*Your goal*. Set down each entry from the block beneath, exactly as written.

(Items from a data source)
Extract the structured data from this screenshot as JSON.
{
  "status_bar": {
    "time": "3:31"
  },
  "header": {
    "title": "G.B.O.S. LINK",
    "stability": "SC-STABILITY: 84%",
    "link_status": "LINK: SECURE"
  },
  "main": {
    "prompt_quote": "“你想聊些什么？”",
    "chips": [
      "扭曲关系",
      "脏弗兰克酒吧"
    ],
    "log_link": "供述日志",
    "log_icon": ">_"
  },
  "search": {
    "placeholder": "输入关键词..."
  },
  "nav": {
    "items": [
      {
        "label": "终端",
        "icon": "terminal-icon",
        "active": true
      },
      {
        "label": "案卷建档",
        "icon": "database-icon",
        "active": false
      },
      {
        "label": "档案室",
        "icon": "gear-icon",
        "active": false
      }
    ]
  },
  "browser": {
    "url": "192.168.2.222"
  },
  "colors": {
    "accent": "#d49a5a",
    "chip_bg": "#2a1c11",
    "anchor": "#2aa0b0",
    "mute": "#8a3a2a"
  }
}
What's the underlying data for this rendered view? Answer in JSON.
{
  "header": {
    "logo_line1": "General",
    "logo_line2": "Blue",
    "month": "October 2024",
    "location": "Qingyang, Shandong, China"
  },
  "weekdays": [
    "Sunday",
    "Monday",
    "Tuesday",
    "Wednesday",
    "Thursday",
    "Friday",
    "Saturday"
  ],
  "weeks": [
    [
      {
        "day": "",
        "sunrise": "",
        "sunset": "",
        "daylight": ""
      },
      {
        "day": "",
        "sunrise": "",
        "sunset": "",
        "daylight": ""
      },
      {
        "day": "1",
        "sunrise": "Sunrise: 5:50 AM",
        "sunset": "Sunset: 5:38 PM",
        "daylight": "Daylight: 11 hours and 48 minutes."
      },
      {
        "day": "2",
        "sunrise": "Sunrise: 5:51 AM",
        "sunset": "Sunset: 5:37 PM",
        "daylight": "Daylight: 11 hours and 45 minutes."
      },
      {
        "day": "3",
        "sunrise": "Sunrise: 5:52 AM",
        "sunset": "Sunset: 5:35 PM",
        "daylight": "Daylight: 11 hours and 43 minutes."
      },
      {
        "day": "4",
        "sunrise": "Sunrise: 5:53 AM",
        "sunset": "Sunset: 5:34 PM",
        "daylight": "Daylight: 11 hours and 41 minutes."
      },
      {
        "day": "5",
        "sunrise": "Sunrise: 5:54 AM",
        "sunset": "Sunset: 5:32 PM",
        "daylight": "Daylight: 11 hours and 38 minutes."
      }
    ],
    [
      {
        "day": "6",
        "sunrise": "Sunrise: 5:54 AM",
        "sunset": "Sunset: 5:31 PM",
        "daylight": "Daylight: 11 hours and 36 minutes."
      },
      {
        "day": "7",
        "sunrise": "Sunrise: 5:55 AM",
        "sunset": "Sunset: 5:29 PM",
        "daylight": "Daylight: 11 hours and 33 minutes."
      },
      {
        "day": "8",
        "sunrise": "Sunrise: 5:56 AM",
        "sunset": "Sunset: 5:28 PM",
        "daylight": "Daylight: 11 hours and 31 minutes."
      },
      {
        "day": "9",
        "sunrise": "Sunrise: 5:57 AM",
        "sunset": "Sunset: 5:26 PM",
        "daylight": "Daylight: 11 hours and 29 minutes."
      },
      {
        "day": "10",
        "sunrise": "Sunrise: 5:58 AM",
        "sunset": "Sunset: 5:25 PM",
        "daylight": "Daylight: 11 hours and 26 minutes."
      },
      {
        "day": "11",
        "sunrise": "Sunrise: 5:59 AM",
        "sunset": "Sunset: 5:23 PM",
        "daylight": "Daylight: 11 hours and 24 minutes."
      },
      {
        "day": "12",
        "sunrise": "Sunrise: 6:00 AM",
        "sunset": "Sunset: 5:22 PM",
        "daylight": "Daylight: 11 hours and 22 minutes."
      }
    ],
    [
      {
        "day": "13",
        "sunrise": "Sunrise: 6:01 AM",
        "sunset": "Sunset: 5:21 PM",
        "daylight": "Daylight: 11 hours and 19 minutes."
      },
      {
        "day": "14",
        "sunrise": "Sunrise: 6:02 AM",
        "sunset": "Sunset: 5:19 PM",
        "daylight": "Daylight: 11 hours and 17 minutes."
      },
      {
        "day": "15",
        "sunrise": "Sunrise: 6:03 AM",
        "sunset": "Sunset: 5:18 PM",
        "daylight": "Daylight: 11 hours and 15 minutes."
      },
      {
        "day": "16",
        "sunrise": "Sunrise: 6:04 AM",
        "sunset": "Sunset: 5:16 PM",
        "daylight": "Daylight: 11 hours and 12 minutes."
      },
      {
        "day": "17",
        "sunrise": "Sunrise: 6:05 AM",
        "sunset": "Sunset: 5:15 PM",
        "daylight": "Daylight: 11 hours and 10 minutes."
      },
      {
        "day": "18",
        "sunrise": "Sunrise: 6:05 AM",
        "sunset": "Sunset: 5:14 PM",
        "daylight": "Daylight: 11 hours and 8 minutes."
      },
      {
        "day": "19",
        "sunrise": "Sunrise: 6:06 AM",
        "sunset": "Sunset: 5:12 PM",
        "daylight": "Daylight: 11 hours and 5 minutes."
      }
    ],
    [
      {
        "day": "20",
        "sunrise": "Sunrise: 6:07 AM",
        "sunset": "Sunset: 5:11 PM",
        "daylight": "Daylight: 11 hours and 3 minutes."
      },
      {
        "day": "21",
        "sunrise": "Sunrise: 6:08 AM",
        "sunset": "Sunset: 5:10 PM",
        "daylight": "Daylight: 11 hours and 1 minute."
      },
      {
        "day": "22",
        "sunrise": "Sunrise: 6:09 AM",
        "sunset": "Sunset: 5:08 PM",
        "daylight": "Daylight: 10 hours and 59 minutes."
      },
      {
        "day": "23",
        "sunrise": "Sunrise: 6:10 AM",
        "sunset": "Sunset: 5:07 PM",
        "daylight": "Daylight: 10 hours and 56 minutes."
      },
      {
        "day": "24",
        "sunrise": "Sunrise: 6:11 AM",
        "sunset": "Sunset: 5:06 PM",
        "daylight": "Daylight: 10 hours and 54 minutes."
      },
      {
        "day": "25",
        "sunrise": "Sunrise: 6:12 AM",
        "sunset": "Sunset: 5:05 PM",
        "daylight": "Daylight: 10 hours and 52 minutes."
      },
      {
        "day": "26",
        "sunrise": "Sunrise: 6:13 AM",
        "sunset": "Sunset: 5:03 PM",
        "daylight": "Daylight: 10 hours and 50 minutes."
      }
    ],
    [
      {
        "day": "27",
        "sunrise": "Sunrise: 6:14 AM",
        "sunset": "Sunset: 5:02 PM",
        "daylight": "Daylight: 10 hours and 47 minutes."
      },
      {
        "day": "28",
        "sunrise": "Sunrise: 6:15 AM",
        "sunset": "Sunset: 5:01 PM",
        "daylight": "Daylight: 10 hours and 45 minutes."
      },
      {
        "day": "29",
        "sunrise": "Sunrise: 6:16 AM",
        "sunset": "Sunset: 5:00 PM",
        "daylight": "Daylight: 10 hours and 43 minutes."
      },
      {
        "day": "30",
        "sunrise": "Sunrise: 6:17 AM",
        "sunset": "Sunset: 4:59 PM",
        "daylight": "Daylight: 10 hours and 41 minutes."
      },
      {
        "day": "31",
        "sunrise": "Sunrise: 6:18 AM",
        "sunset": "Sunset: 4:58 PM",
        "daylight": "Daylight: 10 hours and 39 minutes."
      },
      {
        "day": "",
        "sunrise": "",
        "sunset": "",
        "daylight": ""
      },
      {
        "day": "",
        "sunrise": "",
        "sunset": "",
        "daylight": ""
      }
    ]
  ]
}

*Result for this exercise*.
Extract the structured data from this screenshot as JSON.
{
  "status_bar": {
    "time": "3:31"
  },
  "header": {
    "title": "G.B.O.S. LINK",
    "stability": "SC-STABILITY: 84%",
    "link_status": "LINK: SECURE"
  },
  "main": {
    "prompt_quote": "“你想聊些什么？”",
    "chips": [
      "扭曲关系",
      "脏弗兰克酒吧"
    ],
    "log_link": "供述日志",
    "log_icon": ">_"
  },
  "search": {
    "placeholder": "输入关键词..."
  },
  "nav": {
    "items": [
      {
        "label": "终端",
        "icon": "terminal-icon",
        "active": true
      },
      {
        "label": "案卷建档",
        "icon": "database-icon",
        "active": false
      },
      {
        "label": "档案室",
        "icon": "gear-icon",
        "active": false
      }
    ]
  },
  "browser": {
    "url": "192.168.2.222"
  },
  "colors": {
    "accent": "#d49a5a",
    "chip_bg": "#2a1c11",
    "anchor": "#2aa0b0",
    "mute": "#8a3a2a"
  }
}
What's the underlying data for this rendered view? Answer in JSON.
{
  "header": {
    "logo_line1": "General",
    "logo_line2": "Blue",
    "month": "October 2024",
    "location": "Qingyang, Shandong, China"
  },
  "weekdays": [
    "Sunday",
    "Monday",
    "Tuesday",
    "Wednesday",
    "Thursday",
    "Friday",
    "Saturday"
  ],
  "weeks": [
    [
      {
        "day": "",
        "sunrise": "",
        "sunset": "",
        "daylight": ""
      },
      {
        "day": "",
        "sunrise": "",
        "sunset": "",
        "daylight": ""
      },
      {
        "day": "1",
        "sunrise": "Sunrise: 5:50 AM",
        "sunset": "Sunset: 5:38 PM",
        "daylight": "Daylight: 11 hours and 48 minutes."
      },
      {
        "day": "2",
        "sunrise": "Sunrise: 5:51 AM",
        "sunset": "Sunset: 5:37 PM",
        "daylight": "Daylight: 11 hours and 45 minutes."
      },
      {
        "day": "3",
        "sunrise": "Sunrise: 5:52 AM",
        "sunset": "Sunset: 5:35 PM",
        "daylight": "Daylight: 11 hours and 43 minutes."
      },
      {
        "day": "4",
        "sunrise": "Sunrise: 5:53 AM",
        "sunset": "Sunset: 5:34 PM",
        "daylight": "Daylight: 11 hours and 41 minutes."
      },
      {
        "day": "5",
        "sunrise": "Sunrise: 5:54 AM",
        "sunset": "Sunset: 5:32 PM",
        "daylight": "Daylight: 11 hours and 38 minutes."
      }
    ],
    [
      {
        "day": "6",
        "sunrise": "Sunrise: 5:54 AM",
        "sunset": "Sunset: 5:31 PM",
        "daylight": "Daylight: 11 hours and 36 minutes."
      },
      {
        "day": "7",
        "sunrise": "Sunrise: 5:55 AM",
        "sunset": "Sunset: 5:29 PM",
        "daylight": "Daylight: 11 hours and 33 minutes."
      },
      {
        "day": "8",
        "sunrise": "Sunrise: 5:56 AM",
        "sunset": "Sunset: 5:28 PM",
        "daylight": "Daylight: 11 hours and 31 minutes."
      },
      {
        "day": "9",
        "sunrise": "Sunrise: 5:57 AM",
        "sunset": "Sunset: 5:26 PM",
        "daylight": "Daylight: 11 hours and 29 minutes."
      },
      {
        "day": "10",
        "sunrise": "Sunrise: 5:58 AM",
        "sunset": "Sunset: 5:25 PM",
        "daylight": "Daylight: 11 hours and 26 minutes."
      },
      {
        "day": "11",
        "sunrise": "Sunrise: 5:59 AM",
        "sunset": "Sunset: 5:23 PM",
        "daylight": "Daylight: 11 hours and 24 minutes."
      },
      {
        "day": "12",
        "sunrise": "Sunrise: 6:00 AM",
        "sunset": "Sunset: 5:22 PM",
        "daylight": "Daylight: 11 hours and 22 minutes."
      }
    ],
    [
      {
        "day": "13",
        "sunrise": "Sunrise: 6:01 AM",
        "sunset": "Sunset: 5:21 PM",
        "daylight": "Daylight: 11 hours and 19 minutes."
      },
      {
        "day": "14",
        "sunrise": "Sunrise: 6:02 AM",
        "sunset": "Sunset: 5:19 PM",
        "daylight": "Daylight: 11 hours and 17 minutes."
      },
      {
        "day": "15",
        "sunrise": "Sunrise: 6:03 AM",
        "sunset": "Sunset: 5:18 PM",
        "daylight": "Daylight: 11 hours and 15 minutes."
      },
      {
        "day": "16",
        "sunrise": "Sunrise: 6:04 AM",
        "sunset": "Sunset: 5:16 PM",
        "daylight": "Daylight: 11 hours and 12 minutes."
      },
      {
        "day": "17",
        "sunrise": "Sunrise: 6:05 AM",
        "sunset": "Sunset: 5:15 PM",
        "daylight": "Daylight: 11 hours and 10 minutes."
      },
      {
        "day": "18",
        "sunrise": "Sunrise: 6:05 AM",
        "sunset": "Sunset: 5:14 PM",
        "daylight": "Daylight: 11 hours and 8 minutes."
      },
      {
        "day": "19",
        "sunrise": "Sunrise: 6:06 AM",
        "sunset": "Sunset: 5:12 PM",
        "daylight": "Daylight: 11 hours and 5 minutes."
      }
    ],
    [
      {
        "day": "20",
        "sunrise": "Sunrise: 6:07 AM",
        "sunset": "Sunset: 5:11 PM",
        "daylight": "Daylight: 11 hours and 3 minutes."
      },
      {
        "day": "21",
        "sunrise": "Sunrise: 6:08 AM",
        "sunset": "Sunset: 5:10 PM",
        "daylight": "Daylight: 11 hours and 1 minute."
      },
      {
        "day": "22",
        "sunrise": "Sunrise: 6:09 AM",
        "sunset": "Sunset: 5:08 PM",
        "daylight": "Daylight: 10 hours and 59 minutes."
      },
      {
        "day": "23",
        "sunrise": "Sunrise: 6:10 AM",
        "sunset": "Sunset: 5:07 PM",
        "daylight": "Daylight: 10 hours and 56 minutes."
      },
      {
        "day": "24",
        "sunrise": "Sunrise: 6:11 AM",
        "sunset": "Sunset: 5:06 PM",
        "daylight": "Daylight: 10 hours and 54 minutes."
      },
      {
        "day": "25",
        "sunrise": "Sunrise: 6:12 AM",
        "sunset": "Sunset: 5:05 PM",
        "daylight": "Daylight: 10 hours and 52 minutes."
      },
      {
        "day": "26",
        "sunrise": "Sunrise: 6:13 AM",
        "sunset": "Sunset: 5:03 PM",
        "daylight": "Daylight: 10 hours and 50 minutes."
      }
    ],
    [
      {
        "day": "27",
        "sunrise": "Sunrise: 6:14 AM",
        "sunset": "Sunset: 5:02 PM",
        "daylight": "Daylight: 10 hours and 47 minutes."
      },
      {
        "day": "28",
        "sunrise": "Sunrise: 6:15 AM",
        "sunset": "Sunset: 5:01 PM",
        "daylight": "Daylight: 10 hours and 45 minutes."
      },
      {
        "day": "29",
        "sunrise": "Sunrise: 6:16 AM",
        "sunset": "Sunset: 5:00 PM",
        "daylight": "Daylight: 10 hours and 43 minutes."
      },
      {
        "day": "30",
        "sunrise": "Sunrise: 6:17 AM",
        "sunset": "Sunset: 4:59 PM",
        "daylight": "Daylight: 10 hours and 41 minutes."
      },
      {
        "day": "31",
        "sunrise": "Sunrise: 6:18 AM",
        "sunset": "Sunset: 4:58 PM",
        "daylight": "Daylight: 10 hours and 39 minutes."
      },
      {
        "day": "",
        "sunrise": "",
        "sunset": "",
        "daylight": ""
      },
      {
        "day": "",
        "sunrise": "",
        "sunset": "",
        "daylight": ""
      }
    ]
  ]
}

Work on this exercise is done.